▶ [WHAT YOU NEED TO DO]
Each record that follows should be reproduced in full, character for character.

▶ [INPUT FOR THIS TASK]
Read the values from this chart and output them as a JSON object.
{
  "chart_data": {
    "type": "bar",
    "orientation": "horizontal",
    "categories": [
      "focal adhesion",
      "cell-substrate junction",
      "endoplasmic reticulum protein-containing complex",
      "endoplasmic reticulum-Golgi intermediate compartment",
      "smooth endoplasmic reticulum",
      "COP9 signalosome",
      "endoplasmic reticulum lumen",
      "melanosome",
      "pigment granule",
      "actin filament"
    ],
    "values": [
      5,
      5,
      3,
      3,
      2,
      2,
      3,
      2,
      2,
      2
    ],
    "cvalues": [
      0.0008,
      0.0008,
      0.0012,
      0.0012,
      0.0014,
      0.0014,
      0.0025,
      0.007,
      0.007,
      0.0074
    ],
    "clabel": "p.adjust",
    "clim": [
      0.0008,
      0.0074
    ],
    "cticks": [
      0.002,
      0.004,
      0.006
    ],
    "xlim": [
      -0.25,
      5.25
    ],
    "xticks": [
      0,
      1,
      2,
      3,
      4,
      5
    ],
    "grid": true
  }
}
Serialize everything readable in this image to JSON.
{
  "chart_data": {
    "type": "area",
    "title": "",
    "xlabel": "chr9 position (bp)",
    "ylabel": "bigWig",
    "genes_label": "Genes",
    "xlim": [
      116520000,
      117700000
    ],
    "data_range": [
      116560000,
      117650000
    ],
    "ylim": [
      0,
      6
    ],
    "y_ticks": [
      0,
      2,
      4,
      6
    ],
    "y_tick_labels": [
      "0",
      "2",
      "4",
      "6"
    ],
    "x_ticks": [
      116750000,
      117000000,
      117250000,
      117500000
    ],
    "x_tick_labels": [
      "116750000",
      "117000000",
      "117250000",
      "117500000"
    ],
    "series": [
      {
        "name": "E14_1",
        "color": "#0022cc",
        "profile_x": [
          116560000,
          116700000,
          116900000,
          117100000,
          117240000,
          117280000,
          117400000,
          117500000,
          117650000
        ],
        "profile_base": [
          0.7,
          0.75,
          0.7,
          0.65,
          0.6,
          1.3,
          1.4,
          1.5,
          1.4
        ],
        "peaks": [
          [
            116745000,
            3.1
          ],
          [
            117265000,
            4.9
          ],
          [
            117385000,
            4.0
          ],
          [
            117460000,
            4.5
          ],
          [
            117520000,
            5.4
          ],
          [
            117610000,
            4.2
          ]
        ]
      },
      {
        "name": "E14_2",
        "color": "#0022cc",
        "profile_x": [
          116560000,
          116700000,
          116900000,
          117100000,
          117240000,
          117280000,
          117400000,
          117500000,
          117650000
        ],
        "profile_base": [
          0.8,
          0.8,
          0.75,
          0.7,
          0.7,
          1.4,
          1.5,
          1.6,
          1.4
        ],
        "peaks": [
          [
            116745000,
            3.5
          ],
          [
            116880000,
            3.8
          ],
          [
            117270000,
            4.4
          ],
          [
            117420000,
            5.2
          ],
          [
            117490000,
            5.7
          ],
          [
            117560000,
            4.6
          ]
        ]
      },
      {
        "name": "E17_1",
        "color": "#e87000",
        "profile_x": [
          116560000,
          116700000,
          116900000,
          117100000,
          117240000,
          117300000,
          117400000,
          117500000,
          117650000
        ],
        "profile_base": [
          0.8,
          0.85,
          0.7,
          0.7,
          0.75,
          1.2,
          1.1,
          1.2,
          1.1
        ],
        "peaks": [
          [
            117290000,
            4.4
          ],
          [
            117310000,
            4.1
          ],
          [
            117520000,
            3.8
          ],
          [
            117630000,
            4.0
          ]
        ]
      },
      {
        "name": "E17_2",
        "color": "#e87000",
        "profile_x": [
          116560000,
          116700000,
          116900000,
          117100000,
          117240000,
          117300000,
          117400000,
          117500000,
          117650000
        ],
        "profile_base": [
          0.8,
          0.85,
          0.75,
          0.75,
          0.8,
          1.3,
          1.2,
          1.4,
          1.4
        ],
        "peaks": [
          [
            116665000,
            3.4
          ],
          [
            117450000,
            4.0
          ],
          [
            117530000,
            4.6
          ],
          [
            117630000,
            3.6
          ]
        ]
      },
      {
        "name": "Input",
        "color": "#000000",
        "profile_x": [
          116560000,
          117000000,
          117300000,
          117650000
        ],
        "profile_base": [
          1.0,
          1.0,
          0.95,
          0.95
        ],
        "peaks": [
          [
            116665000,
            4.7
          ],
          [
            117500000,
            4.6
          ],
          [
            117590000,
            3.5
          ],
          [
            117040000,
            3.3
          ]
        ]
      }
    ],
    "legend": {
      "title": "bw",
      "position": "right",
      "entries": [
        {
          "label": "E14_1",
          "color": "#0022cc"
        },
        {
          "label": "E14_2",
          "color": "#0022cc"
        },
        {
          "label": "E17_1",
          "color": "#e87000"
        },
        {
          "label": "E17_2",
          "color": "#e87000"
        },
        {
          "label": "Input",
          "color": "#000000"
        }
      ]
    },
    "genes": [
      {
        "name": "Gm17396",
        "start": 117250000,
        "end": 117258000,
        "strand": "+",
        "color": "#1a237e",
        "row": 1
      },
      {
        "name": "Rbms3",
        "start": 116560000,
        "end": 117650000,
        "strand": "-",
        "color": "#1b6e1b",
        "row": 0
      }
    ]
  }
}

▶ [SOLUTION]
Read the values from this chart and output them as a JSON object.
{
  "chart_data": {
    "type": "bar",
    "orientation": "horizontal",
    "categories": [
      "focal adhesion",
      "cell-substrate junction",
      "endoplasmic reticulum protein-containing complex",
      "endoplasmic reticulum-Golgi intermediate compartment",
      "smooth endoplasmic reticulum",
      "COP9 signalosome",
      "endoplasmic reticulum lumen",
      "melanosome",
      "pigment granule",
      "actin filament"
    ],
    "values": [
      5,
      5,
      3,
      3,
      2,
      2,
      3,
      2,
      2,
      2
    ],
    "cvalues": [
      0.0008,
      0.0008,
      0.0012,
      0.0012,
      0.0014,
      0.0014,
      0.0025,
      0.007,
      0.007,
      0.0074
    ],
    "clabel": "p.adjust",
    "clim": [
      0.0008,
      0.0074
    ],
    "cticks": [
      0.002,
      0.004,
      0.006
    ],
    "xlim": [
      -0.25,
      5.25
    ],
    "xticks": [
      0,
      1,
      2,
      3,
      4,
      5
    ],
    "grid": true
  }
}
Serialize everything readable in this image to JSON.
{
  "chart_data": {
    "type": "area",
    "title": "",
    "xlabel": "chr9 position (bp)",
    "ylabel": "bigWig",
    "genes_label": "Genes",
    "xlim": [
      116520000,
      117700000
    ],
    "data_range": [
      116560000,
      117650000
    ],
    "ylim": [
      0,
      6
    ],
    "y_ticks": [
      0,
      2,
      4,
      6
    ],
    "y_tick_labels": [
      "0",
      "2",
      "4",
      "6"
    ],
    "x_ticks": [
      116750000,
      117000000,
      117250000,
      117500000
    ],
    "x_tick_labels": [
      "116750000",
      "117000000",
      "117250000",
      "117500000"
    ],
    "series": [
      {
        "name": "E14_1",
        "color": "#0022cc",
        "profile_x": [
          116560000,
          116700000,
          116900000,
          117100000,
          117240000,
          117280000,
          117400000,
          117500000,
          117650000
        ],
        "profile_base": [
          0.7,
          0.75,
          0.7,
          0.65,
          0.6,
          1.3,
          1.4,
          1.5,
          1.4
        ],
        "peaks": [
          [
            116745000,
            3.1
          ],
          [
            117265000,
            4.9
          ],
          [
            117385000,
            4.0
          ],
          [
            117460000,
            4.5
          ],
          [
            117520000,
            5.4
          ],
          [
            117610000,
            4.2
          ]
        ]
      },
      {
        "name": "E14_2",
        "color": "#0022cc",
        "profile_x": [
          116560000,
          116700000,
          116900000,
          117100000,
          117240000,
          117280000,
          117400000,
          117500000,
          117650000
        ],
        "profile_base": [
          0.8,
          0.8,
          0.75,
          0.7,
          0.7,
          1.4,
          1.5,
          1.6,
          1.4
        ],
        "peaks": [
          [
            116745000,
            3.5
          ],
          [
            116880000,
            3.8
          ],
          [
            117270000,
            4.4
          ],
          [
            117420000,
            5.2
          ],
          [
            117490000,
            5.7
          ],
          [
            117560000,
            4.6
          ]
        ]
      },
      {
        "name": "E17_1",
        "color": "#e87000",
        "profile_x": [
          116560000,
          116700000,
          116900000,
          117100000,
          117240000,
          117300000,
          117400000,
          117500000,
          117650000
        ],
        "profile_base": [
          0.8,
          0.85,
          0.7,
          0.7,
          0.75,
          1.2,
          1.1,
          1.2,
          1.1
        ],
        "peaks": [
          [
            117290000,
            4.4
          ],
          [
            117310000,
            4.1
          ],
          [
            117520000,
            3.8
          ],
          [
            117630000,
            4.0
          ]
        ]
      },
      {
        "name": "E17_2",
        "color": "#e87000",
        "profile_x": [
          116560000,
          116700000,
          116900000,
          117100000,
          117240000,
          117300000,
          117400000,
          117500000,
          117650000
        ],
        "profile_base": [
          0.8,
          0.85,
          0.75,
          0.75,
          0.8,
          1.3,
          1.2,
          1.4,
          1.4
        ],
        "peaks": [
          [
            116665000,
            3.4
          ],
          [
            117450000,
            4.0
          ],
          [
            117530000,
            4.6
          ],
          [
            117630000,
            3.6
          ]
        ]
      },
      {
        "name": "Input",
        "color": "#000000",
        "profile_x": [
          116560000,
          117000000,
          117300000,
          117650000
        ],
        "profile_base": [
          1.0,
          1.0,
          0.95,
          0.95
        ],
        "peaks": [
          [
            116665000,
            4.7
          ],
          [
            117500000,
            4.6
          ],
          [
            117590000,
            3.5
          ],
          [
            117040000,
            3.3
          ]
        ]
      }
    ],
    "legend": {
      "title": "bw",
      "position": "right",
      "entries": [
        {
          "label": "E14_1",
          "color": "#0022cc"
        },
        {
          "label": "E14_2",
          "color": "#0022cc"
        },
        {
          "label": "E17_1",
          "color": "#e87000"
        },
        {
          "label": "E17_2",
          "color": "#e87000"
        },
        {
          "label": "Input",
          "color": "#000000"
        }
      ]
    },
    "genes": [
      {
        "name": "Gm17396",
        "start": 117250000,
        "end": 117258000,
        "strand": "+",
        "color": "#1a237e",
        "row": 1
      },
      {
        "name": "Rbms3",
        "start": 116560000,
        "end": 117650000,
        "strand": "-",
        "color": "#1b6e1b",
        "row": 0
      }
    ]
  }
}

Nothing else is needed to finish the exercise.